* Exercise goal:
From the wind speed and power curve excerpt, reproduce verbatim the passage from "From this average" to "100, length = 100)".

* Page excerpt:
===============
What I would like to do next is to sort the data into ranges; for example all data where WindSpeed is between x and y and then find the average of power generated for each range and graph the curve formed.
From this average I want recalculate the average based on data which falls within one of two standard deviations of the average (basically ignoring outliers).
Any pointers are appreciated.
For those who are interested I am trying to create a graph similar to this. Its a pretty standard type of graph but like I said the shear quantity of data requires something heavier than excel.
Since you're no longer in Excel, why not use a modern statistical methodology that doesn't require crude binning of the data and ad hoc methods to remove outliers: locally smooth regression, as implemented by loess.
Using a slight modification of csgillespie's sample data:
w_sp <- sample(seq(0, 100, 0.01), 1000)
power <- 1/(1+exp(-(w_sp -40)/5)) + rnorm(1000, sd = 0.1)
plot(w_sp, power)
x_grid <- seq(0, 100, length = 100)
lines(x_grid, predict(loess(power ~ w_sp), x_grid), col = "red", lwd = 3)
Throw this version, similar in motivation as #hadley's, into the mix using an additive model with an adaptive smoother using package mgcv:
Dummy data first, as used by #hadley
w_sp <- sample(seq(0, 100, 0.01), 1000)
power <- 1/(1+exp(-(w_sp -40)/5)) + rnorm(1000, sd = 0.1)
df <- data.frame(power = power, w_sp = w_sp)
Fit the additive model using gam(), using an adaptive smoother and smoothness selection via REML
require(mgcv)
mod <- gam(power ~ s(w_sp, bs = "ad", k = 20), data = df, method = "REML")
summary(mod)
Predict from our model and get standard errors of fit, use latter to generate an approximate 95% confidence interval
x_grid <- with(df, data.frame(w_sp = seq(min(w_sp), max(w_sp), length = 100)))
pred <- predict(mod, x_grid, se.fit = TRUE)
x_grid <- within(x_grid, fit <- pred$fit)
x_grid <- within(x_grid, upr <- fit + 2 * pred$se.fit)
x_grid <- within(x_grid, lwr <- fit - 2 * pred$se.fit)
Plot everything and the Loess fit for comparison
plot(power ~ w_sp, data = df, col = "grey")
lines(fit ~ w_sp, data = x_grid, col = "red", lwd = 3)
## upper and lower confidence intervals ~95%
lines(upr ~ w_sp, data = x_grid, col = "red", lwd = 2, lty = "dashed")
lines(lwr ~ w_sp, data = x_grid, col = "red", lwd = 2, lty = "dashed")
## add loess fit from #hadley's answer
lines(x_grid$w_sp, predict(loess(power ~ w_sp, data = df), x_grid), col = "blue",
lwd = 3)
First we will create some example data to make the problem concrete:
w_sp = sample(seq(0, 100, 0.01), 1000)
power = 1/(1+exp(-(rnorm(1000, mean=w_sp, sd=5) -40)/5))
Suppose we want to bin the power values between [0,5), [5,10), etc. Then
bin_incr = 5
bins = seq(0, 95, bin_incr)
===============
* Given information:
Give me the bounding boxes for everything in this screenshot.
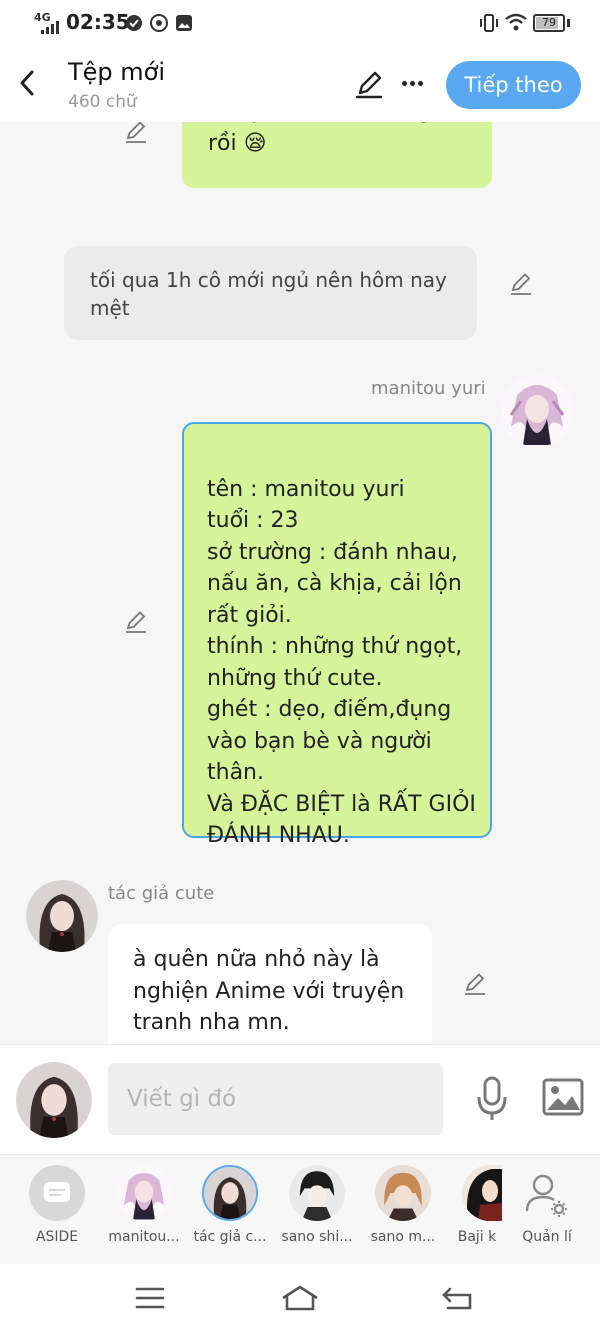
===============
* Reply:
From this average I want recalculate the average based on data which falls within one of two standard deviations of the average (basically ignoring outliers).
Any pointers are appreciated.
For those who are interested I am trying to create a graph similar to this. Its a pretty standard type of graph but like I said the shear quantity of data requires something heavier than excel.
Since you're no longer in Excel, why not use a modern statistical methodology that doesn't require crude binning of the data and ad hoc methods to remove outliers: locally smooth regression, as implemented by loess.
Using a slight modification of csgillespie's sample data:
w_sp <- sample(seq(0, 100, 0.01), 1000)
power <- 1/(1+exp(-(w_sp -40)/5)) + rnorm(1000, sd = 0.1)
plot(w_sp, power)
x_grid <- seq(0, 100, length = 100)